◆ **Given request**
Copy each of the following entries line for line, with no changes.

◆ ◆ ◆ ◆ ◆ ◆ ◆

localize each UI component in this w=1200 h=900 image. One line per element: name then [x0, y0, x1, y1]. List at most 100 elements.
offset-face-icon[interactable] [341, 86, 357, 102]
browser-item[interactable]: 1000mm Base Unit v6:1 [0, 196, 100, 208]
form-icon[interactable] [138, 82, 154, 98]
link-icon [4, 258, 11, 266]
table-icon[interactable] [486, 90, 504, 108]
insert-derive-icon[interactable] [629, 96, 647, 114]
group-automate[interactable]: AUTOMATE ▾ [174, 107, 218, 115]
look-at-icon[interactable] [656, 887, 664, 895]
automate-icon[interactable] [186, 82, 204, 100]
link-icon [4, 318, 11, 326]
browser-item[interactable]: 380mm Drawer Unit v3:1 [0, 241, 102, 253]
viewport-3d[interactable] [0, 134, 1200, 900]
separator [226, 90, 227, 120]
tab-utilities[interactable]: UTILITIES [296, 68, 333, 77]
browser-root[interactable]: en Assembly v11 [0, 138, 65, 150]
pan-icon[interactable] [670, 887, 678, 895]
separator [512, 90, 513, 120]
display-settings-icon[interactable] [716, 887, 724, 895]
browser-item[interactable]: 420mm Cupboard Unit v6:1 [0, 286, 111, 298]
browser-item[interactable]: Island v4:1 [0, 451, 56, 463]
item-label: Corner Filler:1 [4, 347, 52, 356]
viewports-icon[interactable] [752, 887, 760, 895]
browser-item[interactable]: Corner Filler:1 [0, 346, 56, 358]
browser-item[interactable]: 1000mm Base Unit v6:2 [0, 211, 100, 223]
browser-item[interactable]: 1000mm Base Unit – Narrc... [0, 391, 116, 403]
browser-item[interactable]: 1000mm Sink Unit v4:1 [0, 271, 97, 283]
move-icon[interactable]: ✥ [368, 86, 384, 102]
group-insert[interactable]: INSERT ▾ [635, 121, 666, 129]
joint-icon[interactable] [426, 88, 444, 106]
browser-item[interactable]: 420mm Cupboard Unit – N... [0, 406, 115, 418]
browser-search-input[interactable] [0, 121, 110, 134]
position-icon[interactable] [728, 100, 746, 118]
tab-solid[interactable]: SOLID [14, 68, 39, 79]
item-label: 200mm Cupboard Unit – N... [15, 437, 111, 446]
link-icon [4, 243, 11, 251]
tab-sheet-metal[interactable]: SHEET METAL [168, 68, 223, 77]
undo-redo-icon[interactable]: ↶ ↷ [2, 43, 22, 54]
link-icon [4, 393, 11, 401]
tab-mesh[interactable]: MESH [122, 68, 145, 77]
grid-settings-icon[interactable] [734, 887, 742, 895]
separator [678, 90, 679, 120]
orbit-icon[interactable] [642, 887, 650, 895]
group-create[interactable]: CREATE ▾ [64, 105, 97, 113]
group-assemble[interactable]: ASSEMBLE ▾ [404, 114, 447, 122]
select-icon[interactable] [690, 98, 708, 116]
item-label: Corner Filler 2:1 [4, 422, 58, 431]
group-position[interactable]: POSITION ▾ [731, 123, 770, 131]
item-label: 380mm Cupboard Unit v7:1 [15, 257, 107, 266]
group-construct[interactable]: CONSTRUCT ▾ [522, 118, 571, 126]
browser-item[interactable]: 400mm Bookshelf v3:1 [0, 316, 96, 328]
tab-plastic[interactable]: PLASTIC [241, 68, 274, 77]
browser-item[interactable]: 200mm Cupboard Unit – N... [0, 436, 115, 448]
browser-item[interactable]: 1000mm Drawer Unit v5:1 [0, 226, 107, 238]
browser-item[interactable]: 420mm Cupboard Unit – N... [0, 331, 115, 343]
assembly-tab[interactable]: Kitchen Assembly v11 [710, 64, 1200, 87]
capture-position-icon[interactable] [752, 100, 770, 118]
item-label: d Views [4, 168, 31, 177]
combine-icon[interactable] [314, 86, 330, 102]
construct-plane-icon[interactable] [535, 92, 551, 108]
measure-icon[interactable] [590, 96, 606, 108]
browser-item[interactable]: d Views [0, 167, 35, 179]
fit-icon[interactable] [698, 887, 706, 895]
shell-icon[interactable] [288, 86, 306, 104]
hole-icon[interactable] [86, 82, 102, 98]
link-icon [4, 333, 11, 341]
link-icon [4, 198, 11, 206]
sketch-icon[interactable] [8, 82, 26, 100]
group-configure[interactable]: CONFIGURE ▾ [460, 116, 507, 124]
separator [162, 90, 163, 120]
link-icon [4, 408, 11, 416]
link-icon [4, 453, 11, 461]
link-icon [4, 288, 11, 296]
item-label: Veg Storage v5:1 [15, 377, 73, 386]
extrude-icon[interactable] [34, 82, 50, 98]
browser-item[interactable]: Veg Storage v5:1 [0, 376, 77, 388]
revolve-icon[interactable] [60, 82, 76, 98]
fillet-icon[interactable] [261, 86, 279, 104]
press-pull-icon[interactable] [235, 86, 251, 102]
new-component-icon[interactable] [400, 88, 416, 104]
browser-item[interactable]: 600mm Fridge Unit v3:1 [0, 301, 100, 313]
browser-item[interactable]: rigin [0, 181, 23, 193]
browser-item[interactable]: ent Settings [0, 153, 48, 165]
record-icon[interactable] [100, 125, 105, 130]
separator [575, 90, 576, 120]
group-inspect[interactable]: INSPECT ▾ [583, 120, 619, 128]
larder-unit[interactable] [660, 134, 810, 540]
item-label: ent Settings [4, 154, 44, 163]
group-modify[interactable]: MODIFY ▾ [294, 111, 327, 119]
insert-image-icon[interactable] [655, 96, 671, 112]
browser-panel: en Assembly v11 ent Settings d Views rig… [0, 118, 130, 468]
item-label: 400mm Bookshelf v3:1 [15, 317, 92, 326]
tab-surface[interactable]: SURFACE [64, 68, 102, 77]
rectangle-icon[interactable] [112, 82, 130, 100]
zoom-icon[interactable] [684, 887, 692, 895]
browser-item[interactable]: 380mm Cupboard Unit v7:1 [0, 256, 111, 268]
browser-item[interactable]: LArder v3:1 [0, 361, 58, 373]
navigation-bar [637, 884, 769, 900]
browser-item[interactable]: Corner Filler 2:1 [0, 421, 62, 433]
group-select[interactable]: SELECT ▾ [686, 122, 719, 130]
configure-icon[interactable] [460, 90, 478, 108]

◆ ◆ ◆ ◆ ◆ ◆ ◆

◆ **Solution for this exercise**
localize each UI component in this w=1200 h=900 image. One line per element: name then [x0, y0, x1, y1]. List at most 100 elements.
offset-face-icon[interactable] [341, 86, 357, 102]
browser-item[interactable]: 1000mm Base Unit v6:1 [0, 196, 100, 208]
form-icon[interactable] [138, 82, 154, 98]
link-icon [4, 258, 11, 266]
table-icon[interactable] [486, 90, 504, 108]
insert-derive-icon[interactable] [629, 96, 647, 114]
group-automate[interactable]: AUTOMATE ▾ [174, 107, 218, 115]
look-at-icon[interactable] [656, 887, 664, 895]
automate-icon[interactable] [186, 82, 204, 100]
link-icon [4, 318, 11, 326]
browser-item[interactable]: 380mm Drawer Unit v3:1 [0, 241, 102, 253]
viewport-3d[interactable] [0, 134, 1200, 900]
separator [226, 90, 227, 120]
tab-utilities[interactable]: UTILITIES [296, 68, 333, 77]
browser-root[interactable]: en Assembly v11 [0, 138, 65, 150]
pan-icon[interactable] [670, 887, 678, 895]
separator [512, 90, 513, 120]
display-settings-icon[interactable] [716, 887, 724, 895]
browser-item[interactable]: 420mm Cupboard Unit v6:1 [0, 286, 111, 298]
browser-item[interactable]: Island v4:1 [0, 451, 56, 463]
item-label: Corner Filler:1 [4, 347, 52, 356]
viewports-icon[interactable] [752, 887, 760, 895]
browser-item[interactable]: Corner Filler:1 [0, 346, 56, 358]
browser-item[interactable]: 1000mm Base Unit v6:2 [0, 211, 100, 223]
browser-item[interactable]: 1000mm Base Unit – Narrc... [0, 391, 116, 403]
browser-item[interactable]: 1000mm Sink Unit v4:1 [0, 271, 97, 283]
move-icon[interactable]: ✥ [368, 86, 384, 102]
group-insert[interactable]: INSERT ▾ [635, 121, 666, 129]
joint-icon[interactable] [426, 88, 444, 106]
browser-item[interactable]: 420mm Cupboard Unit – N... [0, 406, 115, 418]
browser-search-input[interactable] [0, 121, 110, 134]
position-icon[interactable] [728, 100, 746, 118]
tab-solid[interactable]: SOLID [14, 68, 39, 79]
item-label: 200mm Cupboard Unit – N... [15, 437, 111, 446]
link-icon [4, 243, 11, 251]
tab-sheet-metal[interactable]: SHEET METAL [168, 68, 223, 77]
undo-redo-icon[interactable]: ↶ ↷ [2, 43, 22, 54]
link-icon [4, 393, 11, 401]
tab-mesh[interactable]: MESH [122, 68, 145, 77]
grid-settings-icon[interactable] [734, 887, 742, 895]
separator [678, 90, 679, 120]
orbit-icon[interactable] [642, 887, 650, 895]
group-create[interactable]: CREATE ▾ [64, 105, 97, 113]
group-assemble[interactable]: ASSEMBLE ▾ [404, 114, 447, 122]
select-icon[interactable] [690, 98, 708, 116]
item-label: Corner Filler 2:1 [4, 422, 58, 431]
group-position[interactable]: POSITION ▾ [731, 123, 770, 131]
item-label: 380mm Cupboard Unit v7:1 [15, 257, 107, 266]
group-construct[interactable]: CONSTRUCT ▾ [522, 118, 571, 126]
browser-item[interactable]: 400mm Bookshelf v3:1 [0, 316, 96, 328]
tab-plastic[interactable]: PLASTIC [241, 68, 274, 77]
browser-item[interactable]: 200mm Cupboard Unit – N... [0, 436, 115, 448]
browser-item[interactable]: 1000mm Drawer Unit v5:1 [0, 226, 107, 238]
browser-item[interactable]: 420mm Cupboard Unit – N... [0, 331, 115, 343]
assembly-tab[interactable]: Kitchen Assembly v11 [710, 64, 1200, 87]
capture-position-icon[interactable] [752, 100, 770, 118]
item-label: d Views [4, 168, 31, 177]
combine-icon[interactable] [314, 86, 330, 102]
construct-plane-icon[interactable] [535, 92, 551, 108]
measure-icon[interactable] [590, 96, 606, 108]
browser-item[interactable]: d Views [0, 167, 35, 179]
fit-icon[interactable] [698, 887, 706, 895]
shell-icon[interactable] [288, 86, 306, 104]
hole-icon[interactable] [86, 82, 102, 98]
link-icon [4, 333, 11, 341]
link-icon [4, 198, 11, 206]
sketch-icon[interactable] [8, 82, 26, 100]
group-configure[interactable]: CONFIGURE ▾ [460, 116, 507, 124]
separator [162, 90, 163, 120]
link-icon [4, 408, 11, 416]
link-icon [4, 453, 11, 461]
link-icon [4, 288, 11, 296]
item-label: Veg Storage v5:1 [15, 377, 73, 386]
extrude-icon[interactable] [34, 82, 50, 98]
browser-item[interactable]: Veg Storage v5:1 [0, 376, 77, 388]
revolve-icon[interactable] [60, 82, 76, 98]
fillet-icon[interactable] [261, 86, 279, 104]
press-pull-icon[interactable] [235, 86, 251, 102]
new-component-icon[interactable] [400, 88, 416, 104]
browser-item[interactable]: 600mm Fridge Unit v3:1 [0, 301, 100, 313]
browser-item[interactable]: rigin [0, 181, 23, 193]
browser-item[interactable]: ent Settings [0, 153, 48, 165]
record-icon[interactable] [100, 125, 105, 130]
separator [575, 90, 576, 120]
group-inspect[interactable]: INSPECT ▾ [583, 120, 619, 128]
larder-unit[interactable] [660, 134, 810, 540]
item-label: ent Settings [4, 154, 44, 163]
group-modify[interactable]: MODIFY ▾ [294, 111, 327, 119]
insert-image-icon[interactable] [655, 96, 671, 112]
browser-panel: en Assembly v11 ent Settings d Views rig… [0, 118, 130, 468]
item-label: 400mm Bookshelf v3:1 [15, 317, 92, 326]
tab-surface[interactable]: SURFACE [64, 68, 102, 77]
rectangle-icon[interactable] [112, 82, 130, 100]
zoom-icon[interactable] [684, 887, 692, 895]
browser-item[interactable]: 380mm Cupboard Unit v7:1 [0, 256, 111, 268]
browser-item[interactable]: LArder v3:1 [0, 361, 58, 373]
navigation-bar [637, 884, 769, 900]
browser-item[interactable]: Corner Filler 2:1 [0, 421, 62, 433]
group-select[interactable]: SELECT ▾ [686, 122, 719, 130]
configure-icon[interactable] [460, 90, 478, 108]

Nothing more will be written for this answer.